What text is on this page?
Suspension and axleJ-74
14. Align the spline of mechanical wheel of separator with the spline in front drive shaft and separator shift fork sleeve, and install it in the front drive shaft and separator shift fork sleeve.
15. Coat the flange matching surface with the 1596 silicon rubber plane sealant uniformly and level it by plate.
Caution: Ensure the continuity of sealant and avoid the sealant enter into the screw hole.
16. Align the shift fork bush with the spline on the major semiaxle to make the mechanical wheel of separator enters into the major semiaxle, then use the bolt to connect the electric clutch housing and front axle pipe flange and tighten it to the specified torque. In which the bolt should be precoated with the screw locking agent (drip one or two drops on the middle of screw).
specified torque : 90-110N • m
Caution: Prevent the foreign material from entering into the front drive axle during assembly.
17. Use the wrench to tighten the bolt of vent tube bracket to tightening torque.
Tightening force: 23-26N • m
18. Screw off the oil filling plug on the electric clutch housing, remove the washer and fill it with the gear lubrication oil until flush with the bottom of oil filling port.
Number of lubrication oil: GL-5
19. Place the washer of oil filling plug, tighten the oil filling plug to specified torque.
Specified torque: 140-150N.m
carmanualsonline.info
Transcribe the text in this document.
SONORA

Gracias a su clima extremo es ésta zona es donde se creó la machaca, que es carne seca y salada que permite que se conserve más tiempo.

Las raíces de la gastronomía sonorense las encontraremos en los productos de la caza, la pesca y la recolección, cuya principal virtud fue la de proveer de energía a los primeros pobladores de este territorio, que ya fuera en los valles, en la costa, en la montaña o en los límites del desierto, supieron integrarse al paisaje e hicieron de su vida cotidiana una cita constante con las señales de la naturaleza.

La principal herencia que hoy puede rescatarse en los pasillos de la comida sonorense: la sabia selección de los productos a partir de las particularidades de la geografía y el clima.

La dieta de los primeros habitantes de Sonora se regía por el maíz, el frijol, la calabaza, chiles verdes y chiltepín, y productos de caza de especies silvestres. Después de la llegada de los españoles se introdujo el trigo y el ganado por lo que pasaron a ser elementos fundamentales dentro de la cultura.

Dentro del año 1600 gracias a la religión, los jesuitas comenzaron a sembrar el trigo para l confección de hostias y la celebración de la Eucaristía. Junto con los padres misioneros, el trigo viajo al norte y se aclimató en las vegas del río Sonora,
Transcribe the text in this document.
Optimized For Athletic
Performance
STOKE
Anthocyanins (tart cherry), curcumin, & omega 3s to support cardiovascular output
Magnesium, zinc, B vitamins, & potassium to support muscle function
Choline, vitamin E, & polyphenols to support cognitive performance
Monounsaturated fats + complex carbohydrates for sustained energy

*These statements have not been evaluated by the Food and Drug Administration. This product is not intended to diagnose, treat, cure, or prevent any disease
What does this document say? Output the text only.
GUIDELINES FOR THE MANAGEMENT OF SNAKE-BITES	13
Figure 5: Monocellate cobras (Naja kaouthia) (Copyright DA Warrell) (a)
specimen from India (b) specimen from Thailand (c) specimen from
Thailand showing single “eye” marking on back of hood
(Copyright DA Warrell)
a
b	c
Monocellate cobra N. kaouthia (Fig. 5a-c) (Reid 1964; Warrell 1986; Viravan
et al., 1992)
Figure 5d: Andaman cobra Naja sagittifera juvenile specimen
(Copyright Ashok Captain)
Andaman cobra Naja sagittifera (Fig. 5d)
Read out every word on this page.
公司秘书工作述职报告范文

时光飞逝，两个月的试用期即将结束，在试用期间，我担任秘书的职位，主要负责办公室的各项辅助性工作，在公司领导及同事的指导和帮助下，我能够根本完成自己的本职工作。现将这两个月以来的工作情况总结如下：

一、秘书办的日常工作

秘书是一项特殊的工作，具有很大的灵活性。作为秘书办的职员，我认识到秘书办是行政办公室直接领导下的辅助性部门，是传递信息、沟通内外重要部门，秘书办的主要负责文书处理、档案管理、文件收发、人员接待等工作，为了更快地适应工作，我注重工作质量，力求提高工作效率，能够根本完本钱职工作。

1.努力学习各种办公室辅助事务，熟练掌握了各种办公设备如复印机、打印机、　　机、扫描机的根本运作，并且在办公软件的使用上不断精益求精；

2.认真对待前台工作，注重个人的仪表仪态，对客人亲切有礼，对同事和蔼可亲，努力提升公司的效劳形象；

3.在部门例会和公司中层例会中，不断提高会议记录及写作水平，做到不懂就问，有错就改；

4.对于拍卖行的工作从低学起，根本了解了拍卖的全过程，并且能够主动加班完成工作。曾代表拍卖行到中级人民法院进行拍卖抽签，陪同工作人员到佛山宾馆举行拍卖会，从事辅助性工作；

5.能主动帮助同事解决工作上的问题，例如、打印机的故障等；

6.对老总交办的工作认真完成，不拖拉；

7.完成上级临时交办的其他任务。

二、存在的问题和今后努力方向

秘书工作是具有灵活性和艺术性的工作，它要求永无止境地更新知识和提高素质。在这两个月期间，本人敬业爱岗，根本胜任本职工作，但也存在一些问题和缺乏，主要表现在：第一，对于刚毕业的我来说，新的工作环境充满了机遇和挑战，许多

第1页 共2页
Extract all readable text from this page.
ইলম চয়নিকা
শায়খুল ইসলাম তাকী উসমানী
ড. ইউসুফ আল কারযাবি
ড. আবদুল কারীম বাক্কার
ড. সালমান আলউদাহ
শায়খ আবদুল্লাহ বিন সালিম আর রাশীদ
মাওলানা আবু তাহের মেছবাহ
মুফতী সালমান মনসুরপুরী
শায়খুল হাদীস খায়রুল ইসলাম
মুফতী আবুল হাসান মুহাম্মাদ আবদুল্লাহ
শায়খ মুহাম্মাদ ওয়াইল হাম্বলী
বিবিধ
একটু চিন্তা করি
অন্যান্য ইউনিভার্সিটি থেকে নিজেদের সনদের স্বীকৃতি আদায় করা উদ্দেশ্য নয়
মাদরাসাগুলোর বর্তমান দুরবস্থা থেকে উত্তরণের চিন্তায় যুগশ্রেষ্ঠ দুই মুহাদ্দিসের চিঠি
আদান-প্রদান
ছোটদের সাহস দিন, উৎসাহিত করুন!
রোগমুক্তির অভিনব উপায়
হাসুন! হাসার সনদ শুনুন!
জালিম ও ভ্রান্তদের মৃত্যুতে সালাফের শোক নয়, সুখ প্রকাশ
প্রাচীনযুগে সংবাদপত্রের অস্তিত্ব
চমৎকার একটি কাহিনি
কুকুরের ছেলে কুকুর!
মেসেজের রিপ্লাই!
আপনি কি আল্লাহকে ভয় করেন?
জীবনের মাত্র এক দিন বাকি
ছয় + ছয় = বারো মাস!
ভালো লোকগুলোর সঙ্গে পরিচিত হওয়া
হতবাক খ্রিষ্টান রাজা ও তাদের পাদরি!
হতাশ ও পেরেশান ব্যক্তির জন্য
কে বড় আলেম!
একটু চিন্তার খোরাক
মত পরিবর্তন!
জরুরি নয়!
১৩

WHAT THE EXERCISE ASKS | Repeat the material in full, exactly as it stands.

TASK SOLUTION |
What text is on this page?
Suspension and axleJ-74
14. Align the spline of mechanical wheel of separator with the spline in front drive shaft and separator shift fork sleeve, and install it in the front drive shaft and separator shift fork sleeve.
15. Coat the flange matching surface with the 1596 silicon rubber plane sealant uniformly and level it by plate.
Caution: Ensure the continuity of sealant and avoid the sealant enter into the screw hole.
16. Align the shift fork bush with the spline on the major semiaxle to make the mechanical wheel of separator enters into the major semiaxle, then use the bolt to connect the electric clutch housing and front axle pipe flange and tighten it to the specified torque. In which the bolt should be precoated with the screw locking agent (drip one or two drops on the middle of screw).
specified torque : 90-110N • m
Caution: Prevent the foreign material from entering into the front drive axle during assembly.
17. Use the wrench to tighten the bolt of vent tube bracket to tightening torque.
Tightening force: 23-26N • m
18. Screw off the oil filling plug on the electric clutch housing, remove the washer and fill it with the gear lubrication oil until flush with the bottom of oil filling port.
Number of lubrication oil: GL-5
19. Place the washer of oil filling plug, tighten the oil filling plug to specified torque.
Specified torque: 140-150N.m
carmanualsonline.info
Transcribe the text in this document.
SONORA

Gracias a su clima extremo es ésta zona es donde se creó la machaca, que es carne seca y salada que permite que se conserve más tiempo.

Las raíces de la gastronomía sonorense las encontraremos en los productos de la caza, la pesca y la recolección, cuya principal virtud fue la de proveer de energía a los primeros pobladores de este territorio, que ya fuera en los valles, en la costa, en la montaña o en los límites del desierto, supieron integrarse al paisaje e hicieron de su vida cotidiana una cita constante con las señales de la naturaleza.

La principal herencia que hoy puede rescatarse en los pasillos de la comida sonorense: la sabia selección de los productos a partir de las particularidades de la geografía y el clima.

La dieta de los primeros habitantes de Sonora se regía por el maíz, el frijol, la calabaza, chiles verdes y chiltepín, y productos de caza de especies silvestres. Después de la llegada de los españoles se introdujo el trigo y el ganado por lo que pasaron a ser elementos fundamentales dentro de la cultura.

Dentro del año 1600 gracias a la religión, los jesuitas comenzaron a sembrar el trigo para l confección de hostias y la celebración de la Eucaristía. Junto con los padres misioneros, el trigo viajo al norte y se aclimató en las vegas del río Sonora,
Transcribe the text in this document.
Optimized For Athletic
Performance
STOKE
Anthocyanins (tart cherry), curcumin, & omega 3s to support cardiovascular output
Magnesium, zinc, B vitamins, & potassium to support muscle function
Choline, vitamin E, & polyphenols to support cognitive performance
Monounsaturated fats + complex carbohydrates for sustained energy

*These statements have not been evaluated by the Food and Drug Administration. This product is not intended to diagnose, treat, cure, or prevent any disease
What does this document say? Output the text only.
GUIDELINES FOR THE MANAGEMENT OF SNAKE-BITES	13
Figure 5: Monocellate cobras (Naja kaouthia) (Copyright DA Warrell) (a)
specimen from India (b) specimen from Thailand (c) specimen from
Thailand showing single “eye” marking on back of hood
(Copyright DA Warrell)
a
b	c
Monocellate cobra N. kaouthia (Fig. 5a-c) (Reid 1964; Warrell 1986; Viravan
et al., 1992)
Figure 5d: Andaman cobra Naja sagittifera juvenile specimen
(Copyright Ashok Captain)
Andaman cobra Naja sagittifera (Fig. 5d)
Read out every word on this page.
公司秘书工作述职报告范文

时光飞逝，两个月的试用期即将结束，在试用期间，我担任秘书的职位，主要负责办公室的各项辅助性工作，在公司领导及同事的指导和帮助下，我能够根本完成自己的本职工作。现将这两个月以来的工作情况总结如下：

一、秘书办的日常工作

秘书是一项特殊的工作，具有很大的灵活性。作为秘书办的职员，我认识到秘书办是行政办公室直接领导下的辅助性部门，是传递信息、沟通内外重要部门，秘书办的主要负责文书处理、档案管理、文件收发、人员接待等工作，为了更快地适应工作，我注重工作质量，力求提高工作效率，能够根本完本钱职工作。

1.努力学习各种办公室辅助事务，熟练掌握了各种办公设备如复印机、打印机、　　机、扫描机的根本运作，并且在办公软件的使用上不断精益求精；

2.认真对待前台工作，注重个人的仪表仪态，对客人亲切有礼，对同事和蔼可亲，努力提升公司的效劳形象；

3.在部门例会和公司中层例会中，不断提高会议记录及写作水平，做到不懂就问，有错就改；

4.对于拍卖行的工作从低学起，根本了解了拍卖的全过程，并且能够主动加班完成工作。曾代表拍卖行到中级人民法院进行拍卖抽签，陪同工作人员到佛山宾馆举行拍卖会，从事辅助性工作；

5.能主动帮助同事解决工作上的问题，例如、打印机的故障等；

6.对老总交办的工作认真完成，不拖拉；

7.完成上级临时交办的其他任务。

二、存在的问题和今后努力方向

秘书工作是具有灵活性和艺术性的工作，它要求永无止境地更新知识和提高素质。在这两个月期间，本人敬业爱岗，根本胜任本职工作，但也存在一些问题和缺乏，主要表现在：第一，对于刚毕业的我来说，新的工作环境充满了机遇和挑战，许多

第1页 共2页
Extract all readable text from this page.
ইলম চয়নিকা
শায়খুল ইসলাম তাকী উসমানী
ড. ইউসুফ আল কারযাবি
ড. আবদুল কারীম বাক্কার
ড. সালমান আলউদাহ
শায়খ আবদুল্লাহ বিন সালিম আর রাশীদ
মাওলানা আবু তাহের মেছবাহ
মুফতী সালমান মনসুরপুরী
শায়খুল হাদীস খায়রুল ইসলাম
মুফতী আবুল হাসান মুহাম্মাদ আবদুল্লাহ
শায়খ মুহাম্মাদ ওয়াইল হাম্বলী
বিবিধ
একটু চিন্তা করি
অন্যান্য ইউনিভার্সিটি থেকে নিজেদের সনদের স্বীকৃতি আদায় করা উদ্দেশ্য নয়
মাদরাসাগুলোর বর্তমান দুরবস্থা থেকে উত্তরণের চিন্তায় যুগশ্রেষ্ঠ দুই মুহাদ্দিসের চিঠি
আদান-প্রদান
ছোটদের সাহস দিন, উৎসাহিত করুন!
রোগমুক্তির অভিনব উপায়
হাসুন! হাসার সনদ শুনুন!
জালিম ও ভ্রান্তদের মৃত্যুতে সালাফের শোক নয়, সুখ প্রকাশ
প্রাচীনযুগে সংবাদপত্রের অস্তিত্ব
চমৎকার একটি কাহিনি
কুকুরের ছেলে কুকুর!
মেসেজের রিপ্লাই!
আপনি কি আল্লাহকে ভয় করেন?
জীবনের মাত্র এক দিন বাকি
ছয় + ছয় = বারো মাস!
ভালো লোকগুলোর সঙ্গে পরিচিত হওয়া
হতবাক খ্রিষ্টান রাজা ও তাদের পাদরি!
হতাশ ও পেরেশান ব্যক্তির জন্য
কে বড় আলেম!
একটু চিন্তার খোরাক
মত পরিবর্তন!
জরুরি নয়!
১৩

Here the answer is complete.